# Entries shown
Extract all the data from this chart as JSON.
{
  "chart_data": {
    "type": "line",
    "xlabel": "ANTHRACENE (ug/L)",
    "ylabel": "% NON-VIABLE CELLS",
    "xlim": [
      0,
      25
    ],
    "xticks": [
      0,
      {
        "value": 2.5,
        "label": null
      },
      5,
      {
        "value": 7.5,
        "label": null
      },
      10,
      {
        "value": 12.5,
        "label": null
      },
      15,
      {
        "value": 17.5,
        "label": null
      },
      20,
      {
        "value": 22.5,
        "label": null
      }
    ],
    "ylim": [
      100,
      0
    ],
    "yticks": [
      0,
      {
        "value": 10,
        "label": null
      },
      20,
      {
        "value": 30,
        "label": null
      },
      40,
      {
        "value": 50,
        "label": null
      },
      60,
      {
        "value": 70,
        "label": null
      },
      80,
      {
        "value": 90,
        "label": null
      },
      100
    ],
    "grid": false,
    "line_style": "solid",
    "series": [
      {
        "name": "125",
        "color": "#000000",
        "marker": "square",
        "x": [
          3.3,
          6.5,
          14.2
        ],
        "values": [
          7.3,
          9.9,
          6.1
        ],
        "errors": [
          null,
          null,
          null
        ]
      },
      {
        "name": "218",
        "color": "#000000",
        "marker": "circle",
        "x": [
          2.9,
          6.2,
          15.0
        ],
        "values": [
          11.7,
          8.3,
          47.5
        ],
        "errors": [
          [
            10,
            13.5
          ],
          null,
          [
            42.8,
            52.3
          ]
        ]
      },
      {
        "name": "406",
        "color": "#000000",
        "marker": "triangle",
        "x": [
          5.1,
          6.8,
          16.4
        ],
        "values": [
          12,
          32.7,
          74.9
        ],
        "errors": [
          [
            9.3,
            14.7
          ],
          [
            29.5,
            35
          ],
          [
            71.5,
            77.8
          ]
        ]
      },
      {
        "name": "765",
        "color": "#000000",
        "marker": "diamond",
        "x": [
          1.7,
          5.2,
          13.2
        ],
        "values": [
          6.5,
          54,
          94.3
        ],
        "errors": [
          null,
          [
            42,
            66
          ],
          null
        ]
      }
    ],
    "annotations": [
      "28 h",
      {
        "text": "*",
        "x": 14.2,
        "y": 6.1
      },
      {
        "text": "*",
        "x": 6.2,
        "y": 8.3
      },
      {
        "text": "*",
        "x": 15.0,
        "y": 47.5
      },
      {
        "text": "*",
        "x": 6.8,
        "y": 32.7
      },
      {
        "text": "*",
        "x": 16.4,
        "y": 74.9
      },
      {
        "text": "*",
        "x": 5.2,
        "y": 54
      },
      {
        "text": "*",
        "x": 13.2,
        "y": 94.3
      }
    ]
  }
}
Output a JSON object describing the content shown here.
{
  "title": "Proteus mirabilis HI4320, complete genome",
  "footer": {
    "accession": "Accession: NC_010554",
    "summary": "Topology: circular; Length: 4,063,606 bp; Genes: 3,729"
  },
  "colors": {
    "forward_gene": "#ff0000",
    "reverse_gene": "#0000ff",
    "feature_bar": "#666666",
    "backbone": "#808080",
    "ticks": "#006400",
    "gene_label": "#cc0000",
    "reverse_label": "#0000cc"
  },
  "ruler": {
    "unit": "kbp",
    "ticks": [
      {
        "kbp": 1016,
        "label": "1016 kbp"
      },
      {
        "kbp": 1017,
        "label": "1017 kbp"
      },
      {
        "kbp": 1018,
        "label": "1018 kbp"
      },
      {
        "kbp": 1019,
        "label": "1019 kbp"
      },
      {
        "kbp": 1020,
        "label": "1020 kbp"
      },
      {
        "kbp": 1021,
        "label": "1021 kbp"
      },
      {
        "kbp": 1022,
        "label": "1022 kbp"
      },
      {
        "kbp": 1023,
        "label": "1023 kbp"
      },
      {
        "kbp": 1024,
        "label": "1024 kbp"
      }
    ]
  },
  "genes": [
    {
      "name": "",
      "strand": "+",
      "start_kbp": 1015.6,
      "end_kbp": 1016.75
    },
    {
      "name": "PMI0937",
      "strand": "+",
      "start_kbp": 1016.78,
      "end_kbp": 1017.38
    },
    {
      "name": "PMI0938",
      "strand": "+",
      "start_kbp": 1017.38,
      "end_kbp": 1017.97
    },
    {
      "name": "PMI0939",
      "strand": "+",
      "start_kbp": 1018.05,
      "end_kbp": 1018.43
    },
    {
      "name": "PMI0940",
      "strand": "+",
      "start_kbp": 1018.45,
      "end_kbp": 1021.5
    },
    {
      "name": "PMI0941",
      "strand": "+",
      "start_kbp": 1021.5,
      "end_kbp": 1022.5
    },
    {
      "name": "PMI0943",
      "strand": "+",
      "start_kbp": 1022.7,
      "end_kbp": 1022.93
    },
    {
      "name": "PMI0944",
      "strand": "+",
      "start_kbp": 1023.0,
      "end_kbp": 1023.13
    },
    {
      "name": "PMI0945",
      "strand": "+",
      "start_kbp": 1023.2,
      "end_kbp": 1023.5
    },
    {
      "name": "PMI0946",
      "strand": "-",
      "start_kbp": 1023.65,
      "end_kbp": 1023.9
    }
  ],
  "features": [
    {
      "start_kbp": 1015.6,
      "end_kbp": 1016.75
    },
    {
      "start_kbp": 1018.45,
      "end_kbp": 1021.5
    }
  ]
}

# Problem details
Repeat the material word for word, in full.

# Finished exercise
Extract all the data from this chart as JSON.
{
  "chart_data": {
    "type": "line",
    "xlabel": "ANTHRACENE (ug/L)",
    "ylabel": "% NON-VIABLE CELLS",
    "xlim": [
      0,
      25
    ],
    "xticks": [
      0,
      {
        "value": 2.5,
        "label": null
      },
      5,
      {
        "value": 7.5,
        "label": null
      },
      10,
      {
        "value": 12.5,
        "label": null
      },
      15,
      {
        "value": 17.5,
        "label": null
      },
      20,
      {
        "value": 22.5,
        "label": null
      }
    ],
    "ylim": [
      100,
      0
    ],
    "yticks": [
      0,
      {
        "value": 10,
        "label": null
      },
      20,
      {
        "value": 30,
        "label": null
      },
      40,
      {
        "value": 50,
        "label": null
      },
      60,
      {
        "value": 70,
        "label": null
      },
      80,
      {
        "value": 90,
        "label": null
      },
      100
    ],
    "grid": false,
    "line_style": "solid",
    "series": [
      {
        "name": "125",
        "color": "#000000",
        "marker": "square",
        "x": [
          3.3,
          6.5,
          14.2
        ],
        "values": [
          7.3,
          9.9,
          6.1
        ],
        "errors": [
          null,
          null,
          null
        ]
      },
      {
        "name": "218",
        "color": "#000000",
        "marker": "circle",
        "x": [
          2.9,
          6.2,
          15.0
        ],
        "values": [
          11.7,
          8.3,
          47.5
        ],
        "errors": [
          [
            10,
            13.5
          ],
          null,
          [
            42.8,
            52.3
          ]
        ]
      },
      {
        "name": "406",
        "color": "#000000",
        "marker": "triangle",
        "x": [
          5.1,
          6.8,
          16.4
        ],
        "values": [
          12,
          32.7,
          74.9
        ],
        "errors": [
          [
            9.3,
            14.7
          ],
          [
            29.5,
            35
          ],
          [
            71.5,
            77.8
          ]
        ]
      },
      {
        "name": "765",
        "color": "#000000",
        "marker": "diamond",
        "x": [
          1.7,
          5.2,
          13.2
        ],
        "values": [
          6.5,
          54,
          94.3
        ],
        "errors": [
          null,
          [
            42,
            66
          ],
          null
        ]
      }
    ],
    "annotations": [
      "28 h",
      {
        "text": "*",
        "x": 14.2,
        "y": 6.1
      },
      {
        "text": "*",
        "x": 6.2,
        "y": 8.3
      },
      {
        "text": "*",
        "x": 15.0,
        "y": 47.5
      },
      {
        "text": "*",
        "x": 6.8,
        "y": 32.7
      },
      {
        "text": "*",
        "x": 16.4,
        "y": 74.9
      },
      {
        "text": "*",
        "x": 5.2,
        "y": 54
      },
      {
        "text": "*",
        "x": 13.2,
        "y": 94.3
      }
    ]
  }
}
Output a JSON object describing the content shown here.
{
  "title": "Proteus mirabilis HI4320, complete genome",
  "footer": {
    "accession": "Accession: NC_010554",
    "summary": "Topology: circular; Length: 4,063,606 bp; Genes: 3,729"
  },
  "colors": {
    "forward_gene": "#ff0000",
    "reverse_gene": "#0000ff",
    "feature_bar": "#666666",
    "backbone": "#808080",
    "ticks": "#006400",
    "gene_label": "#cc0000",
    "reverse_label": "#0000cc"
  },
  "ruler": {
    "unit": "kbp",
    "ticks": [
      {
        "kbp": 1016,
        "label": "1016 kbp"
      },
      {
        "kbp": 1017,
        "label": "1017 kbp"
      },
      {
        "kbp": 1018,
        "label": "1018 kbp"
      },
      {
        "kbp": 1019,
        "label": "1019 kbp"
      },
      {
        "kbp": 1020,
        "label": "1020 kbp"
      },
      {
        "kbp": 1021,
        "label": "1021 kbp"
      },
      {
        "kbp": 1022,
        "label": "1022 kbp"
      },
      {
        "kbp": 1023,
        "label": "1023 kbp"
      },
      {
        "kbp": 1024,
        "label": "1024 kbp"
      }
    ]
  },
  "genes": [
    {
      "name": "",
      "strand": "+",
      "start_kbp": 1015.6,
      "end_kbp": 1016.75
    },
    {
      "name": "PMI0937",
      "strand": "+",
      "start_kbp": 1016.78,
      "end_kbp": 1017.38
    },
    {
      "name": "PMI0938",
      "strand": "+",
      "start_kbp": 1017.38,
      "end_kbp": 1017.97
    },
    {
      "name": "PMI0939",
      "strand": "+",
      "start_kbp": 1018.05,
      "end_kbp": 1018.43
    },
    {
      "name": "PMI0940",
      "strand": "+",
      "start_kbp": 1018.45,
      "end_kbp": 1021.5
    },
    {
      "name": "PMI0941",
      "strand": "+",
      "start_kbp": 1021.5,
      "end_kbp": 1022.5
    },
    {
      "name": "PMI0943",
      "strand": "+",
      "start_kbp": 1022.7,
      "end_kbp": 1022.93
    },
    {
      "name": "PMI0944",
      "strand": "+",
      "start_kbp": 1023.0,
      "end_kbp": 1023.13
    },
    {
      "name": "PMI0945",
      "strand": "+",
      "start_kbp": 1023.2,
      "end_kbp": 1023.5
    },
    {
      "name": "PMI0946",
      "strand": "-",
      "start_kbp": 1023.65,
      "end_kbp": 1023.9
    }
  ],
  "features": [
    {
      "start_kbp": 1015.6,
      "end_kbp": 1016.75
    },
    {
      "start_kbp": 1018.45,
      "end_kbp": 1021.5
    }
  ]
}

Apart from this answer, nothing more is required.